▶ [What is expected] Write out all the data again, exactly as it stands.

▶ [Dataset excerpt]
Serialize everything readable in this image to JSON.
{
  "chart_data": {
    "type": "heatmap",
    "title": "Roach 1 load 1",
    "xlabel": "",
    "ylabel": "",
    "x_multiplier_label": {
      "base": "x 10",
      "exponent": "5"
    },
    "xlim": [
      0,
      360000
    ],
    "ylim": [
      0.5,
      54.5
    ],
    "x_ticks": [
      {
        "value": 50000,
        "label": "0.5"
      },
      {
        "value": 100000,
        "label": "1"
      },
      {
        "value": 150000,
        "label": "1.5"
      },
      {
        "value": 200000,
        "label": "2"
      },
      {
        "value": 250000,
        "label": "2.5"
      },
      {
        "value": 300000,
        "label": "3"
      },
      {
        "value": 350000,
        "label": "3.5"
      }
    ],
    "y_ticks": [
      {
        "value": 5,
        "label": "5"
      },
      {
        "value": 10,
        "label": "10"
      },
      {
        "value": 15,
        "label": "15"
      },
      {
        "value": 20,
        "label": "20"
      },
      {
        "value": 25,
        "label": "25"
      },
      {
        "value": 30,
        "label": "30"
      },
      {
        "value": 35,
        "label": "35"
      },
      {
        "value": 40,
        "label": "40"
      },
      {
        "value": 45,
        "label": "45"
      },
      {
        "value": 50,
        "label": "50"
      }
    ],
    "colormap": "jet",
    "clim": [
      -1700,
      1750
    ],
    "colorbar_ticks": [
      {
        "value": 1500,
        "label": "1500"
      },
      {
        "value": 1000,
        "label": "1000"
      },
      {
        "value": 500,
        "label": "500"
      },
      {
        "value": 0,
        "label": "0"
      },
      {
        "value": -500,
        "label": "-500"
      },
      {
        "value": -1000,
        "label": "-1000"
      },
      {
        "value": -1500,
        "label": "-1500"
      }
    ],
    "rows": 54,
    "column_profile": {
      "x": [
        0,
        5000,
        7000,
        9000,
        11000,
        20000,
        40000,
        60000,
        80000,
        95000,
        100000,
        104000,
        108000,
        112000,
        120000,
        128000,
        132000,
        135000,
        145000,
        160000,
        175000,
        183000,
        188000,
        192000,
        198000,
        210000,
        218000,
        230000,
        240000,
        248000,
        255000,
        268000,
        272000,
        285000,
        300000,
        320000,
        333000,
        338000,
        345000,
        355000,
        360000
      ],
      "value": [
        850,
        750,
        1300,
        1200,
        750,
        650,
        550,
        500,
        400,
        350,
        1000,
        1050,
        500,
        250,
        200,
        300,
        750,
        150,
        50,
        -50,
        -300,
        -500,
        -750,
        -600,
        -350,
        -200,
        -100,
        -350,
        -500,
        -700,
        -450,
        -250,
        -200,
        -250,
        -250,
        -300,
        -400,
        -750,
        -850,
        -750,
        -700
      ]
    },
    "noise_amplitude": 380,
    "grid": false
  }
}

▶ [Exercise result]
Serialize everything readable in this image to JSON.
{
  "chart_data": {
    "type": "heatmap",
    "title": "Roach 1 load 1",
    "xlabel": "",
    "ylabel": "",
    "x_multiplier_label": {
      "base": "x 10",
      "exponent": "5"
    },
    "xlim": [
      0,
      360000
    ],
    "ylim": [
      0.5,
      54.5
    ],
    "x_ticks": [
      {
        "value": 50000,
        "label": "0.5"
      },
      {
        "value": 100000,
        "label": "1"
      },
      {
        "value": 150000,
        "label": "1.5"
      },
      {
        "value": 200000,
        "label": "2"
      },
      {
        "value": 250000,
        "label": "2.5"
      },
      {
        "value": 300000,
        "label": "3"
      },
      {
        "value": 350000,
        "label": "3.5"
      }
    ],
    "y_ticks": [
      {
        "value": 5,
        "label": "5"
      },
      {
        "value": 10,
        "label": "10"
      },
      {
        "value": 15,
        "label": "15"
      },
      {
        "value": 20,
        "label": "20"
      },
      {
        "value": 25,
        "label": "25"
      },
      {
        "value": 30,
        "label": "30"
      },
      {
        "value": 35,
        "label": "35"
      },
      {
        "value": 40,
        "label": "40"
      },
      {
        "value": 45,
        "label": "45"
      },
      {
        "value": 50,
        "label": "50"
      }
    ],
    "colormap": "jet",
    "clim": [
      -1700,
      1750
    ],
    "colorbar_ticks": [
      {
        "value": 1500,
        "label": "1500"
      },
      {
        "value": 1000,
        "label": "1000"
      },
      {
        "value": 500,
        "label": "500"
      },
      {
        "value": 0,
        "label": "0"
      },
      {
        "value": -500,
        "label": "-500"
      },
      {
        "value": -1000,
        "label": "-1000"
      },
      {
        "value": -1500,
        "label": "-1500"
      }
    ],
    "rows": 54,
    "column_profile": {
      "x": [
        0,
        5000,
        7000,
        9000,
        11000,
        20000,
        40000,
        60000,
        80000,
        95000,
        100000,
        104000,
        108000,
        112000,
        120000,
        128000,
        132000,
        135000,
        145000,
        160000,
        175000,
        183000,
        188000,
        192000,
        198000,
        210000,
        218000,
        230000,
        240000,
        248000,
        255000,
        268000,
        272000,
        285000,
        300000,
        320000,
        333000,
        338000,
        345000,
        355000,
        360000
      ],
      "value": [
        850,
        750,
        1300,
        1200,
        750,
        650,
        550,
        500,
        400,
        350,
        1000,
        1050,
        500,
        250,
        200,
        300,
        750,
        150,
        50,
        -50,
        -300,
        -500,
        -750,
        -600,
        -350,
        -200,
        -100,
        -350,
        -500,
        -700,
        -450,
        -250,
        -200,
        -250,
        -250,
        -300,
        -400,
        -750,
        -850,
        -750,
        -700
      ]
    },
    "noise_amplitude": 380,
    "grid": false
  }
}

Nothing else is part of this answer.